• _Aim of the task_
Pick out all lines in the listing holding the string "ndata" and copy them.
***** Input material
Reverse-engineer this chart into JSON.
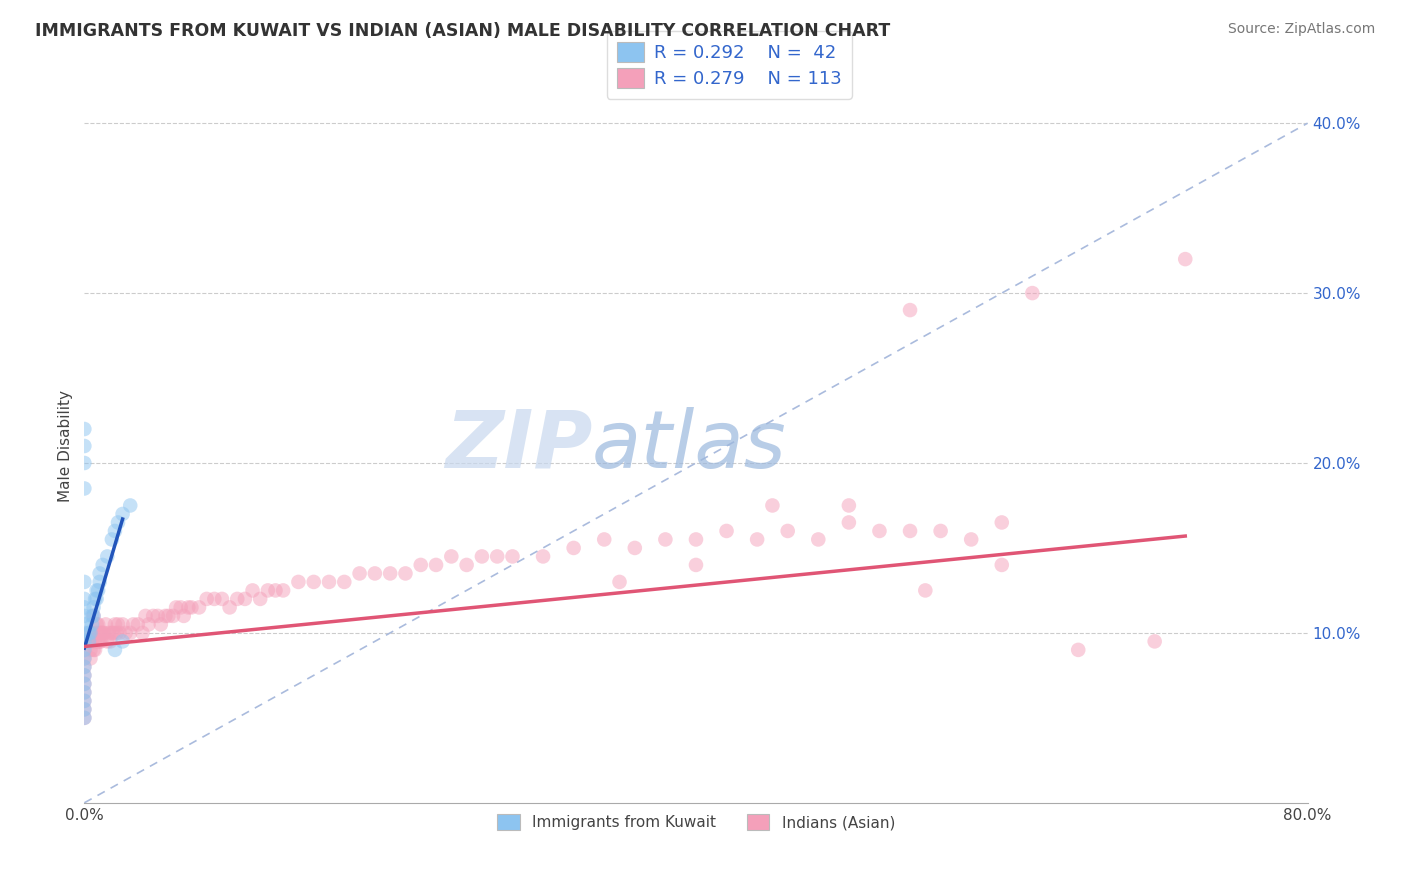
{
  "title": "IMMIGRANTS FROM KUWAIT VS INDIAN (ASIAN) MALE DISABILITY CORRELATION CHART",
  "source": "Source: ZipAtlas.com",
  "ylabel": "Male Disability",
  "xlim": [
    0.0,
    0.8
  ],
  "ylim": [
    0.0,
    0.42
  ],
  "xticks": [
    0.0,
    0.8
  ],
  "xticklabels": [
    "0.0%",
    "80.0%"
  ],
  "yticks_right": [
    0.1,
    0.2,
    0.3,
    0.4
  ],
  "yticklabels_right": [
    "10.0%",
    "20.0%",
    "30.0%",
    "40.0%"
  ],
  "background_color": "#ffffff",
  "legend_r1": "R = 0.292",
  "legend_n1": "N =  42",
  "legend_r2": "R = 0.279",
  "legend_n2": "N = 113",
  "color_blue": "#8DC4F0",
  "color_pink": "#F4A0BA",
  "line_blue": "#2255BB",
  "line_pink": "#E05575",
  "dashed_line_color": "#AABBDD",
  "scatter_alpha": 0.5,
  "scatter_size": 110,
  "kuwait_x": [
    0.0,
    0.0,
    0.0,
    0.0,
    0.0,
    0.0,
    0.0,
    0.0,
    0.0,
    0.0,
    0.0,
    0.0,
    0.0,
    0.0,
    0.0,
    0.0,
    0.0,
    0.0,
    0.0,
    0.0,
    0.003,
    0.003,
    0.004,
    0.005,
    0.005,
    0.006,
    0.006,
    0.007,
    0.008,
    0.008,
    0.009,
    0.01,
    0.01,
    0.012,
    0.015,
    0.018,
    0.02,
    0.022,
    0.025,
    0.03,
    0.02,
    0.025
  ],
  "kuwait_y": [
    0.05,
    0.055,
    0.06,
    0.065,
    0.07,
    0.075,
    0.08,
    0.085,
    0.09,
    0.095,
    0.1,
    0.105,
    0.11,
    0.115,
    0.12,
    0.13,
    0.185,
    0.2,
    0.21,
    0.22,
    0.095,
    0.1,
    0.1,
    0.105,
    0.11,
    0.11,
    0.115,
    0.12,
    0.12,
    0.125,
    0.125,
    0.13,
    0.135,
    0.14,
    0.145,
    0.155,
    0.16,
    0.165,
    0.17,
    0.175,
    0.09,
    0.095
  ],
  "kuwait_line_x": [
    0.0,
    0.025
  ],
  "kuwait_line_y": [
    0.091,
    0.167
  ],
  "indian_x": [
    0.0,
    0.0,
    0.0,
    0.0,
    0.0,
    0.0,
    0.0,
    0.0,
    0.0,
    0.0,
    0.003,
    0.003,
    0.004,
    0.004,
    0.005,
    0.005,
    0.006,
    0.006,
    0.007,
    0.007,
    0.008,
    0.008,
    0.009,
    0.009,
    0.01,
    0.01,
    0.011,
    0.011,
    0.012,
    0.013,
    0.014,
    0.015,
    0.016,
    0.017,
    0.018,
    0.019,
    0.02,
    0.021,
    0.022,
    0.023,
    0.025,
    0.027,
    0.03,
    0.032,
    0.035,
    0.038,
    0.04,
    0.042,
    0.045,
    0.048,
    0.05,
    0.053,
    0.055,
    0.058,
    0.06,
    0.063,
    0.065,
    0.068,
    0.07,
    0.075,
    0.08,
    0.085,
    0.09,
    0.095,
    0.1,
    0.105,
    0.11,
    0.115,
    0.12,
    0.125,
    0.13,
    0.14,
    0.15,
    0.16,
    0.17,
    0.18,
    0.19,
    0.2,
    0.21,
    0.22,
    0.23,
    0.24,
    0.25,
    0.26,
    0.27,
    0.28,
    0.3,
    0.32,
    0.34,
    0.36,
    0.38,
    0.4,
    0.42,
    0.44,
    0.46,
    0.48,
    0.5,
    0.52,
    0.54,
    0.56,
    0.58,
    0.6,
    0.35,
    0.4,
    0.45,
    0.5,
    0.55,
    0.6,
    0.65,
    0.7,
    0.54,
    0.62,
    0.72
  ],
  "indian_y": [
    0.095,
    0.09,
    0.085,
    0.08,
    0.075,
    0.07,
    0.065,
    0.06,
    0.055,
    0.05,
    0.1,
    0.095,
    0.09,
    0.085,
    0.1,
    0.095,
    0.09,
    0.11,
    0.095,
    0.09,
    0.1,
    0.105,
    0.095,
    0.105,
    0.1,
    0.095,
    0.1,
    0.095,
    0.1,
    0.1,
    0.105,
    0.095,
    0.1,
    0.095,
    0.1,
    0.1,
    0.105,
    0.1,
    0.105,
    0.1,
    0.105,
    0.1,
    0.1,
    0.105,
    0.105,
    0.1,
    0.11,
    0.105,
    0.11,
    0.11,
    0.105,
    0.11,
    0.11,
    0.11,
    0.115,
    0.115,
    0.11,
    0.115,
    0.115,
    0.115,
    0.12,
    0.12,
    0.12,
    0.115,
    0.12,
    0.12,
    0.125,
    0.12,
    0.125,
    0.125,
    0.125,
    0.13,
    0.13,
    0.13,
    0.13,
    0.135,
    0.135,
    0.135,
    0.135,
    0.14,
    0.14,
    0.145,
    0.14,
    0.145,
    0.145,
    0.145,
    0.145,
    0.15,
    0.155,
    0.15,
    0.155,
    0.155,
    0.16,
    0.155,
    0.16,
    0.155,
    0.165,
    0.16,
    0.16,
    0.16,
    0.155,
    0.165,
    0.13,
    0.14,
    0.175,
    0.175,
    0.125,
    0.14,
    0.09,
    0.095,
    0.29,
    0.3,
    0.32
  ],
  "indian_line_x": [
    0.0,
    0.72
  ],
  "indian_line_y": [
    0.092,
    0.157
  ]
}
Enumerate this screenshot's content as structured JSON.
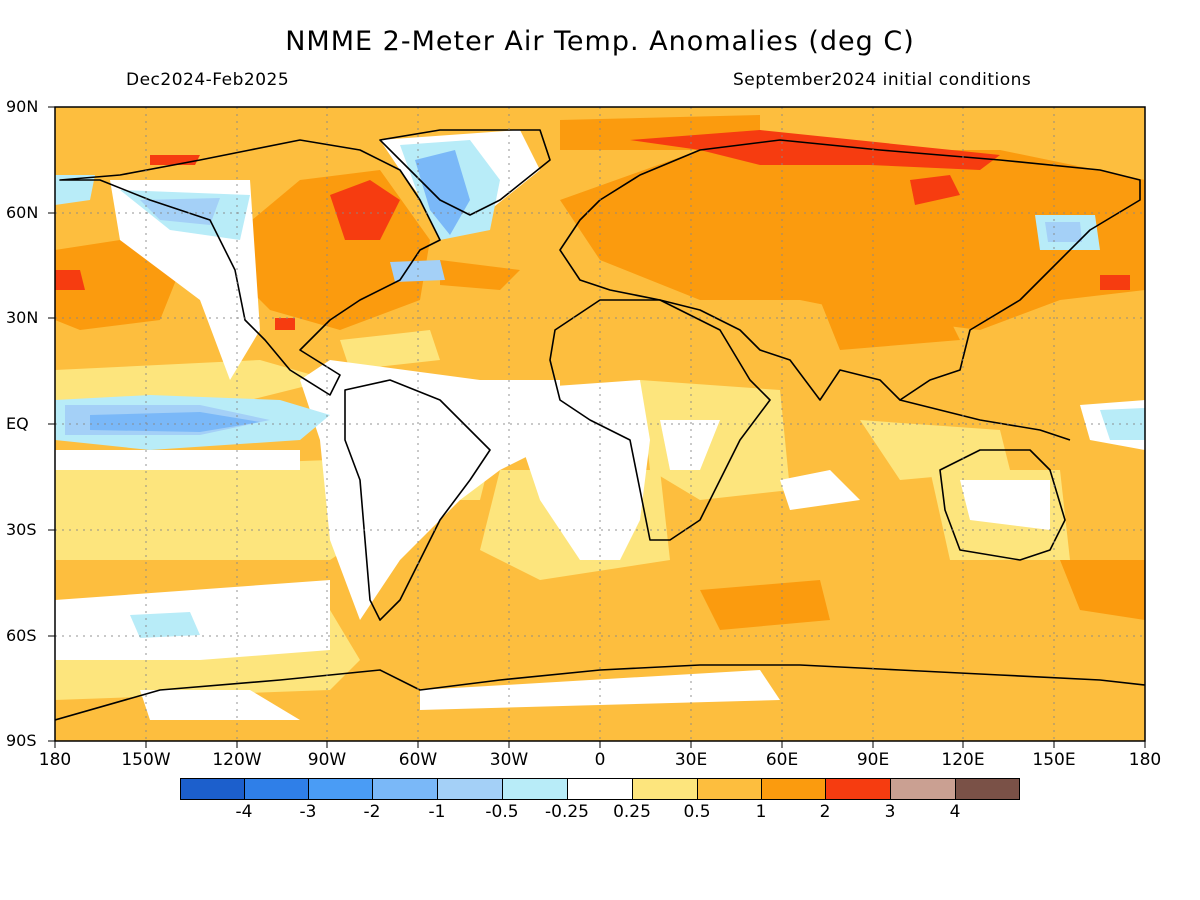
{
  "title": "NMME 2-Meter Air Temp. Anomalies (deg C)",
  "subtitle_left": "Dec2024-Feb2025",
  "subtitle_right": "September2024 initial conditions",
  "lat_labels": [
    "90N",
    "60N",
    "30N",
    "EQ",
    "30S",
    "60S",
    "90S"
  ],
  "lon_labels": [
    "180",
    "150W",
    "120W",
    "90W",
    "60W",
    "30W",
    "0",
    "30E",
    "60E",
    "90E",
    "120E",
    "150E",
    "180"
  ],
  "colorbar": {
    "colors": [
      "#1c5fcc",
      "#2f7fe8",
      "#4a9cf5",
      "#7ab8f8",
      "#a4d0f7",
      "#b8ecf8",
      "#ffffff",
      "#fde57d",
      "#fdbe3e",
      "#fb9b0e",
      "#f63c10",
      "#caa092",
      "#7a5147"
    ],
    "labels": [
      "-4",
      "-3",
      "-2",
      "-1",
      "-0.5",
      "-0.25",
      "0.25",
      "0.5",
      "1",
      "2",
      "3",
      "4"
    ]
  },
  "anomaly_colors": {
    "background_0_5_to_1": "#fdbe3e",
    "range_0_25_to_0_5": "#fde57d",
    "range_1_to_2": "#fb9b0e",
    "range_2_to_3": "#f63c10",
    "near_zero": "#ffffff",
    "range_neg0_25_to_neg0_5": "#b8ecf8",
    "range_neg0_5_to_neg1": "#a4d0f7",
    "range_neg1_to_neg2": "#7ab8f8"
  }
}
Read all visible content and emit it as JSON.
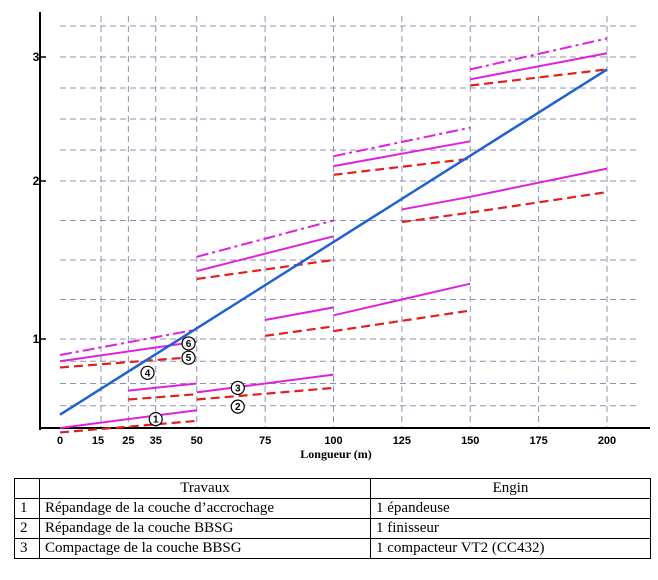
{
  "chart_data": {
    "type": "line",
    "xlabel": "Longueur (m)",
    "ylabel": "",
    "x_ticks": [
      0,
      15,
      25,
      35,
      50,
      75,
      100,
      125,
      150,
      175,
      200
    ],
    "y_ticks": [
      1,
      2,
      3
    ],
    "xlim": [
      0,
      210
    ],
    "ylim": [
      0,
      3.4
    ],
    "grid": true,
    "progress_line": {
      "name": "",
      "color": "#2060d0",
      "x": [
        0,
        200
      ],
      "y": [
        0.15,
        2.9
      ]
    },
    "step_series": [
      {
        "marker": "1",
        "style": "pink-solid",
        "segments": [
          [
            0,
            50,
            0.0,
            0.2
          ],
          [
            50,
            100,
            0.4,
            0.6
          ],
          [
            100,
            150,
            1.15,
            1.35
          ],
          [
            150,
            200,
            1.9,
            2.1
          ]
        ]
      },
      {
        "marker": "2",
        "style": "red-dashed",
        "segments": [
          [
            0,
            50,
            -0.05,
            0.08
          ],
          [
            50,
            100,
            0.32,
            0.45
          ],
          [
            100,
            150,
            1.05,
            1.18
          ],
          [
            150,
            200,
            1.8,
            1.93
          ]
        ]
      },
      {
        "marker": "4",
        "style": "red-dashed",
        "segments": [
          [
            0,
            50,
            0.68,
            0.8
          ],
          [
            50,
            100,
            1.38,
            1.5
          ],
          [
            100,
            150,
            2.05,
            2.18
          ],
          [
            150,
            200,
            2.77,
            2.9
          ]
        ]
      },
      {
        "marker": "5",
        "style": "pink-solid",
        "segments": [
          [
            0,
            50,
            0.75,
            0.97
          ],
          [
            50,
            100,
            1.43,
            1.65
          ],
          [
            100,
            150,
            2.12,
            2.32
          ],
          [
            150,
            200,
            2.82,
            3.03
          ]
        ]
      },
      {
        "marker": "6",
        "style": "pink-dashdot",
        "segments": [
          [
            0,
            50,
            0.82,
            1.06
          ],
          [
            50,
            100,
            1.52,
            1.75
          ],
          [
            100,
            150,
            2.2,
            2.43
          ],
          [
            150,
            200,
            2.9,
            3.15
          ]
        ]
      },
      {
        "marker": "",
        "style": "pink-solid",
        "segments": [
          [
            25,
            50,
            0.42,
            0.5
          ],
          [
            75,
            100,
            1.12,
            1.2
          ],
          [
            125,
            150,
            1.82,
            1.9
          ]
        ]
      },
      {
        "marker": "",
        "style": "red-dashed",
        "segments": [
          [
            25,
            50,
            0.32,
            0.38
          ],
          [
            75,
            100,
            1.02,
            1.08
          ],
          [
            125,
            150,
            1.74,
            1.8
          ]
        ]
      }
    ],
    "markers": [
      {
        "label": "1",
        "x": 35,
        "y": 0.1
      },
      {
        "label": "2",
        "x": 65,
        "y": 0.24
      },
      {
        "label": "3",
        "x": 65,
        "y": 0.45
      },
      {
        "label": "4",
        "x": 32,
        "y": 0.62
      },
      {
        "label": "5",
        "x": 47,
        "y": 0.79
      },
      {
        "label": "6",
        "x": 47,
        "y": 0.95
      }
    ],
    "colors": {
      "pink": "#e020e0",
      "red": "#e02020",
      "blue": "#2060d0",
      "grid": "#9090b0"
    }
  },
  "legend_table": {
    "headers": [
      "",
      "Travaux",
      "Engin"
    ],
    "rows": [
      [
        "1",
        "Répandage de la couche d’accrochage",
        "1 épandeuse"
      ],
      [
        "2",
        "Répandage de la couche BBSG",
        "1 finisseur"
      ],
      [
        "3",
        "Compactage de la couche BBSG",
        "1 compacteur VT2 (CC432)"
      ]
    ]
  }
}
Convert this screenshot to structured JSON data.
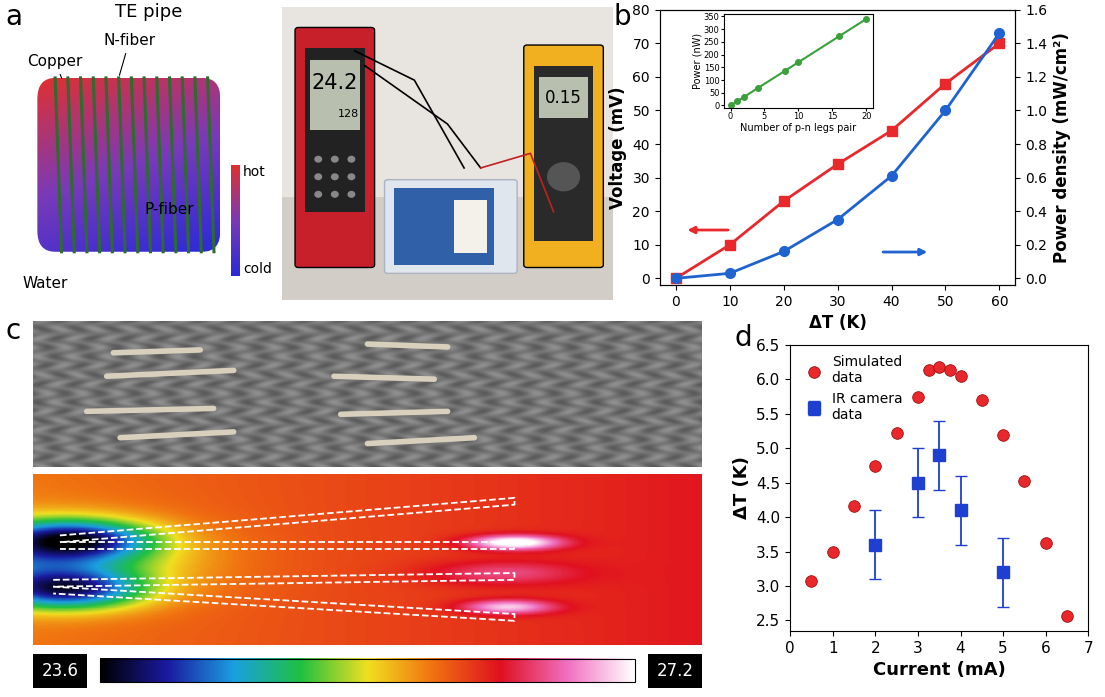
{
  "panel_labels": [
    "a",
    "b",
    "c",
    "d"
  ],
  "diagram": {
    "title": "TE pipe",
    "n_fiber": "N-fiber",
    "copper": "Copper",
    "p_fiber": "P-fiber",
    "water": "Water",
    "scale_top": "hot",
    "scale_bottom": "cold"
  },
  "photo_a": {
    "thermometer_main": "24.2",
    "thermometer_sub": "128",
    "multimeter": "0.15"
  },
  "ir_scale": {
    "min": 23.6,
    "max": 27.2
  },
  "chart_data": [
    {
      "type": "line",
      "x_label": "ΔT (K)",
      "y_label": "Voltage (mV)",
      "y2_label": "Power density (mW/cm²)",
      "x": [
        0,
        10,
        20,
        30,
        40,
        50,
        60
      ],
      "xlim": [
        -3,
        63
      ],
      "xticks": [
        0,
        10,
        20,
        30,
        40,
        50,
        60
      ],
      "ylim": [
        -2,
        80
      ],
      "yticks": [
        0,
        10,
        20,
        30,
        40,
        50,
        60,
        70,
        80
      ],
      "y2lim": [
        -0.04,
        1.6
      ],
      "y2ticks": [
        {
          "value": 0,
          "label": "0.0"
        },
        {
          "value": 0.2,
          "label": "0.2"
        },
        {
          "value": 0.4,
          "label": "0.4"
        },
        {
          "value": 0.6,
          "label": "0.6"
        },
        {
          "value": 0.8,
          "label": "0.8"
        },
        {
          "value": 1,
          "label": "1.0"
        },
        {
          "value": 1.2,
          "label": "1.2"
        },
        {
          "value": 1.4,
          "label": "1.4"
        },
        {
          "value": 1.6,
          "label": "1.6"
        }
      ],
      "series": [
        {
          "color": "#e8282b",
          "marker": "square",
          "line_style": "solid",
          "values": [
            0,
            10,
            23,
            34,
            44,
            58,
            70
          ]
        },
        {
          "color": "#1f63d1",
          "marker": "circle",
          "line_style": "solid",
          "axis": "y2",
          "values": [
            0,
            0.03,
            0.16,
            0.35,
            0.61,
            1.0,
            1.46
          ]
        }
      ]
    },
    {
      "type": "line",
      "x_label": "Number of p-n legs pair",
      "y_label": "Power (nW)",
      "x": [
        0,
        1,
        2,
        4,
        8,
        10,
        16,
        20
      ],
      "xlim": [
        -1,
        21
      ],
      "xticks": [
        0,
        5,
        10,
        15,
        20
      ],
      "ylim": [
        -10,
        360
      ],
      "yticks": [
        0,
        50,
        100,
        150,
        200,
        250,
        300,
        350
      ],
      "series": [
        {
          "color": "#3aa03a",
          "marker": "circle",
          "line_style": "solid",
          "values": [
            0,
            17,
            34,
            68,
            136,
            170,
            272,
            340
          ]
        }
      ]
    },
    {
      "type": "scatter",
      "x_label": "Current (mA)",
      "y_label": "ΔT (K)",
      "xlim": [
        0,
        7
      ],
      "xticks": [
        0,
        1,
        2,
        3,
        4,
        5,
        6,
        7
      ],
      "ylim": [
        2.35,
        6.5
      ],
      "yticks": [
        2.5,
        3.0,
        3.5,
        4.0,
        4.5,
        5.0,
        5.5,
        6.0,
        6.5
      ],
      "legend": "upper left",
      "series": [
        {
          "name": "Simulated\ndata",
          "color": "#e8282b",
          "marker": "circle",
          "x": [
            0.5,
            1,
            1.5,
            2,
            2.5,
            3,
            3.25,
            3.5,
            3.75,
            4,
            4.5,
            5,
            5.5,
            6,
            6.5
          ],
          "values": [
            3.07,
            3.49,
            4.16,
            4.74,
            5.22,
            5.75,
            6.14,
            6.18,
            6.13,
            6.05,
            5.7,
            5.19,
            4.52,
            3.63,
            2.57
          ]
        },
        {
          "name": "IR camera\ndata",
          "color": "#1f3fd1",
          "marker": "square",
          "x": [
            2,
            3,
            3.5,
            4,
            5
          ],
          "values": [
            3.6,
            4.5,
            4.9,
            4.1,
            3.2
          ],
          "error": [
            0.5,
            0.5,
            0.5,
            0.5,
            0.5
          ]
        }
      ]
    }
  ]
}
**********
• _Output of the task_
          "name": "Simulated\ndata",
          "name": "IR camera\ndata",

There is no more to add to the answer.